Work instructions: Restate the data exactly as given and keep the pictures out.

Supplied records:
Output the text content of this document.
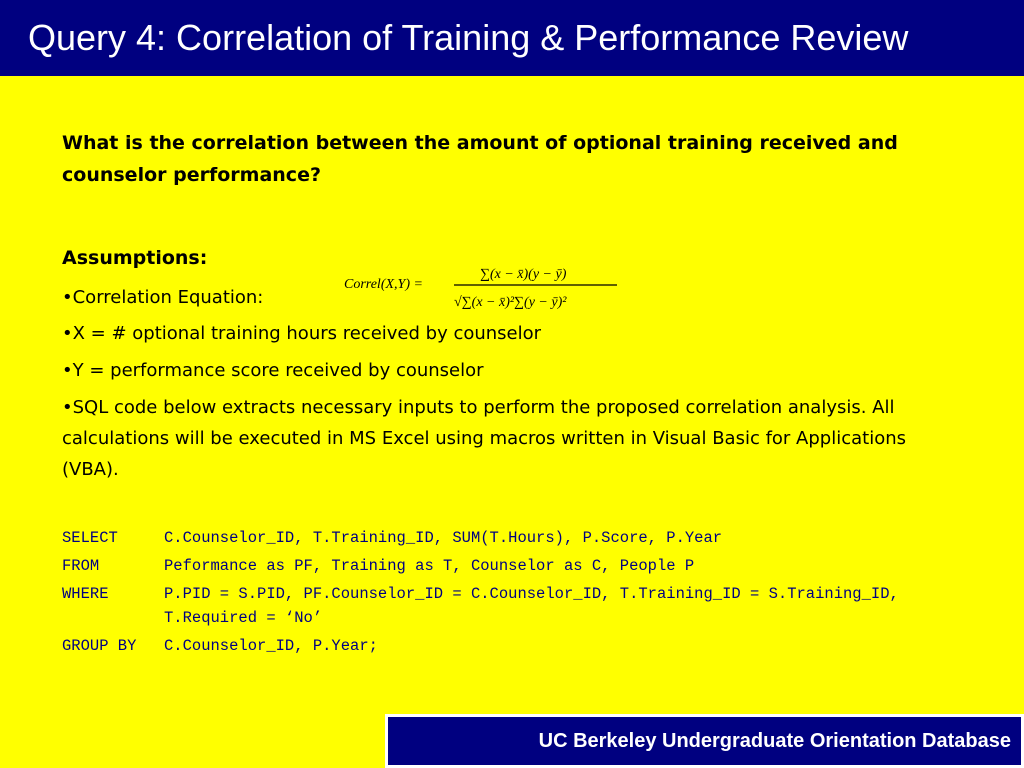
Query 4: Correlation of Training & Performance Review
What is the correlation between the amount of optional training received and counselor performance?
Assumptions:
•Correlation Equation:
•X = # optional training hours received by counselor
•Y = performance score received by counselor
•SQL code below extracts necessary inputs to perform the proposed correlation analysis. All calculations will be executed in MS Excel using macros written in Visual Basic for Applications (VBA).
Correl(X,Y) =
∑(x − x̄)(y − ȳ)
√∑(x − x̄)²∑(y − ȳ)²
SELECT	C.Counselor_ID, T.Training_ID, SUM(T.Hours), P.Score, P.Year
FROM	Peformance as PF, Training as T, Counselor as C, People P
WHERE	P.PID = S.PID, PF.Counselor_ID = C.Counselor_ID, T.Training_ID = S.Training_ID, T.Required = ‘No’
GROUP BY	C.Counselor_ID, P.Year;
UC Berkeley Undergraduate Orientation Database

Result of the exercise:
Output the text content of this document.
Query 4: Correlation of Training & Performance Review
What is the correlation between the amount of optional training received and counselor performance?
Assumptions:
•Correlation Equation:
•X = # optional training hours received by counselor
•Y = performance score received by counselor
•SQL code below extracts necessary inputs to perform the proposed correlation analysis. All calculations will be executed in MS Excel using macros written in Visual Basic for Applications (VBA).
Correl(X,Y) =
∑(x − x̄)(y − ȳ)
√∑(x − x̄)²∑(y − ȳ)²
SELECT	C.Counselor_ID, T.Training_ID, SUM(T.Hours), P.Score, P.Year
FROM	Peformance as PF, Training as T, Counselor as C, People P
WHERE	P.PID = S.PID, PF.Counselor_ID = C.Counselor_ID, T.Training_ID = S.Training_ID, T.Required = ‘No’
GROUP BY	C.Counselor_ID, P.Year;
UC Berkeley Undergraduate Orientation Database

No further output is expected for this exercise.